** Entries **
>> START

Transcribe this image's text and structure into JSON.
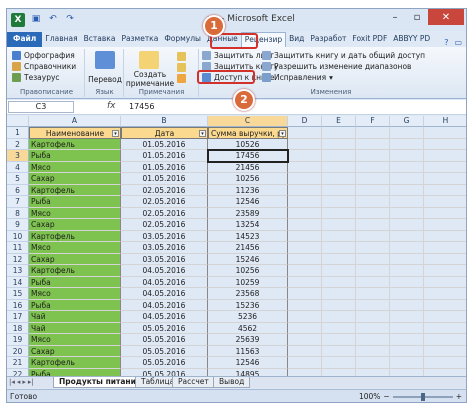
{
  "window": {
    "title": "ки - Microsoft Excel"
  },
  "qat": {
    "undo": "↶",
    "redo": "↷",
    "save": "▣",
    "logo": "X"
  },
  "ribbon_tabs": [
    "Файл",
    "Главная",
    "Вставка",
    "Разметка",
    "Формулы",
    "Данные",
    "Рецензир",
    "Вид",
    "Разработ",
    "Foxit PDF",
    "ABBYY PD"
  ],
  "ribbon": {
    "spelling": "Орфография",
    "references": "Справочники",
    "thesaurus": "Тезаурус",
    "group_proofing": "Правописание",
    "translate": "Перевод",
    "group_language": "Язык",
    "new_comment_line1": "Создать",
    "new_comment_line2": "примечание",
    "group_comments": "Примечания",
    "protect_sheet": "Защитить лист",
    "protect_book": "Защитить книгу",
    "share_book": "Доступ к книге",
    "protect_share": "Защитить книгу и дать общий доступ",
    "allow_ranges": "Разрешить изменение диапазонов",
    "track_changes": "Исправления",
    "group_changes": "Изменения"
  },
  "formula_bar": {
    "cell_ref": "C3",
    "fx": "fx",
    "value": "17456"
  },
  "columns": [
    "A",
    "B",
    "C",
    "D",
    "E",
    "F",
    "G",
    "H"
  ],
  "table": {
    "headers": [
      "Наименование",
      "Дата",
      "Сумма выручки, ру"
    ],
    "rows": [
      [
        "Картофель",
        "01.05.2016",
        "10526"
      ],
      [
        "Рыба",
        "01.05.2016",
        "17456"
      ],
      [
        "Мясо",
        "01.05.2016",
        "21456"
      ],
      [
        "Сахар",
        "01.05.2016",
        "10256"
      ],
      [
        "Картофель",
        "02.05.2016",
        "11236"
      ],
      [
        "Рыба",
        "02.05.2016",
        "12546"
      ],
      [
        "Мясо",
        "02.05.2016",
        "23589"
      ],
      [
        "Сахар",
        "02.05.2016",
        "13254"
      ],
      [
        "Картофель",
        "03.05.2016",
        "14523"
      ],
      [
        "Мясо",
        "03.05.2016",
        "21456"
      ],
      [
        "Сахар",
        "03.05.2016",
        "15246"
      ],
      [
        "Картофель",
        "04.05.2016",
        "10256"
      ],
      [
        "Рыба",
        "04.05.2016",
        "10259"
      ],
      [
        "Мясо",
        "04.05.2016",
        "23568"
      ],
      [
        "Рыба",
        "04.05.2016",
        "15236"
      ],
      [
        "Чай",
        "04.05.2016",
        "5236"
      ],
      [
        "Чай",
        "05.05.2016",
        "4562"
      ],
      [
        "Мясо",
        "05.05.2016",
        "25639"
      ],
      [
        "Сахар",
        "05.05.2016",
        "11563"
      ],
      [
        "Картофель",
        "05.05.2016",
        "12546"
      ],
      [
        "Рыба",
        "05.05.2016",
        "14895"
      ]
    ]
  },
  "sheet_tabs": [
    "Продукты питания",
    "Таблица",
    "Рассчет",
    "Вывод"
  ],
  "status": {
    "ready": "Готово",
    "zoom": "100%"
  },
  "markers": [
    "1",
    "2"
  ],
  "colors": {
    "green": "#7ec24f",
    "header": "#fbd98f",
    "marker": "#d96a3a",
    "highlight": "#d3312b"
  }
}
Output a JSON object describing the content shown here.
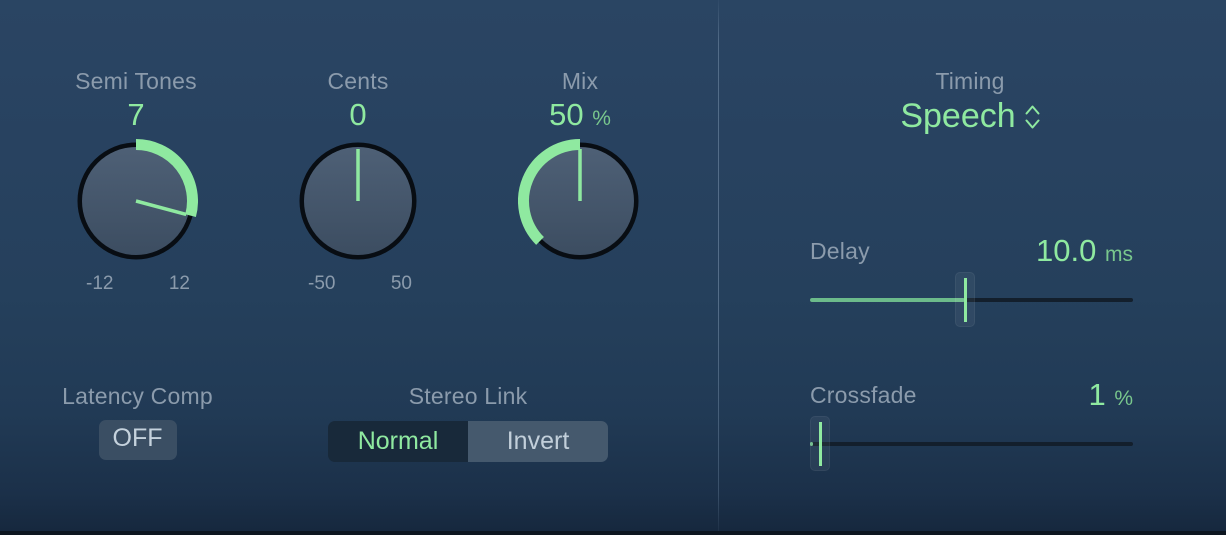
{
  "theme": {
    "background_top": "#2a4563",
    "background_bottom": "#16283e",
    "label_color": "#8b9bac",
    "accent_green": "#8fe9a0",
    "fill_green": "#6cbb8b",
    "segment_on_bg": "#18293a",
    "segment_off_bg": "#45596d"
  },
  "knobs": [
    {
      "name": "semi-tones",
      "label": "Semi Tones",
      "value": "7",
      "tick_min": "-12",
      "tick_max": "12",
      "arc_start_deg": 0,
      "arc_end_deg": 105,
      "pointer_deg": 105
    },
    {
      "name": "cents",
      "label": "Cents",
      "value": "0",
      "tick_min": "-50",
      "tick_max": "50",
      "arc_start_deg": 0,
      "arc_end_deg": 0,
      "pointer_deg": 0
    },
    {
      "name": "mix",
      "label": "Mix",
      "value": "50",
      "unit": "%",
      "tick_min": "",
      "tick_max": "",
      "arc_start_deg": -135,
      "arc_end_deg": 0,
      "pointer_deg": 0
    }
  ],
  "latency_comp": {
    "label": "Latency Comp",
    "button_label": "OFF"
  },
  "stereo_link": {
    "label": "Stereo Link",
    "options": [
      "Normal",
      "Invert"
    ],
    "selected": "Normal"
  },
  "timing": {
    "label": "Timing",
    "value": "Speech"
  },
  "sliders": [
    {
      "name": "delay",
      "label": "Delay",
      "value": "10.0",
      "unit": "ms",
      "percent": 48
    },
    {
      "name": "crossfade",
      "label": "Crossfade",
      "value": "1",
      "unit": "%",
      "percent": 1
    }
  ]
}
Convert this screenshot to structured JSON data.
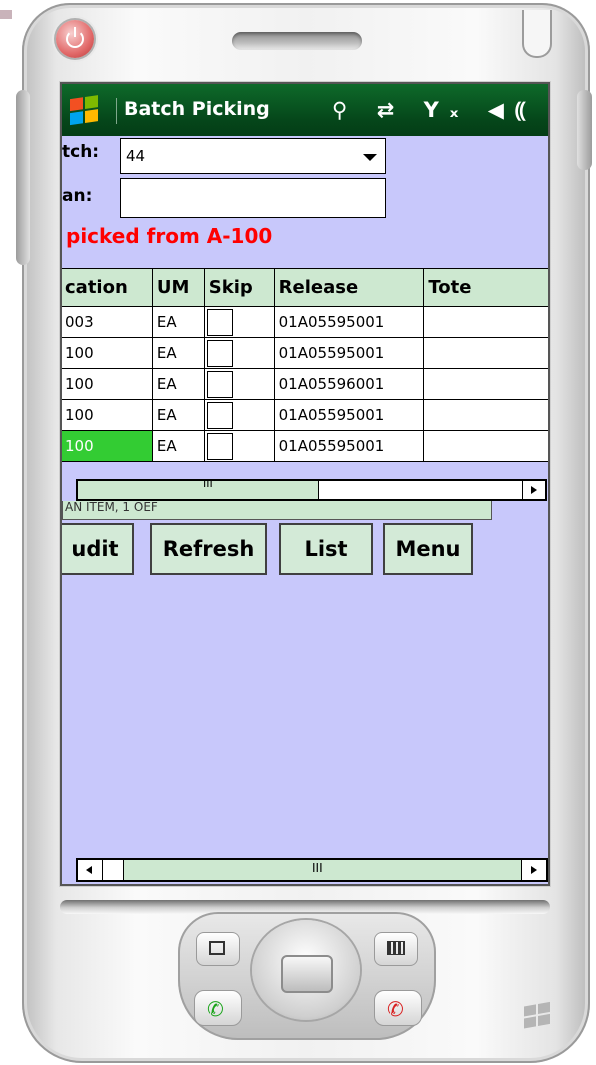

>> END

** Problem to work on **
Check each line above for the string "value" and report how many lines have it, giving only the number.

** Reply to the task **
7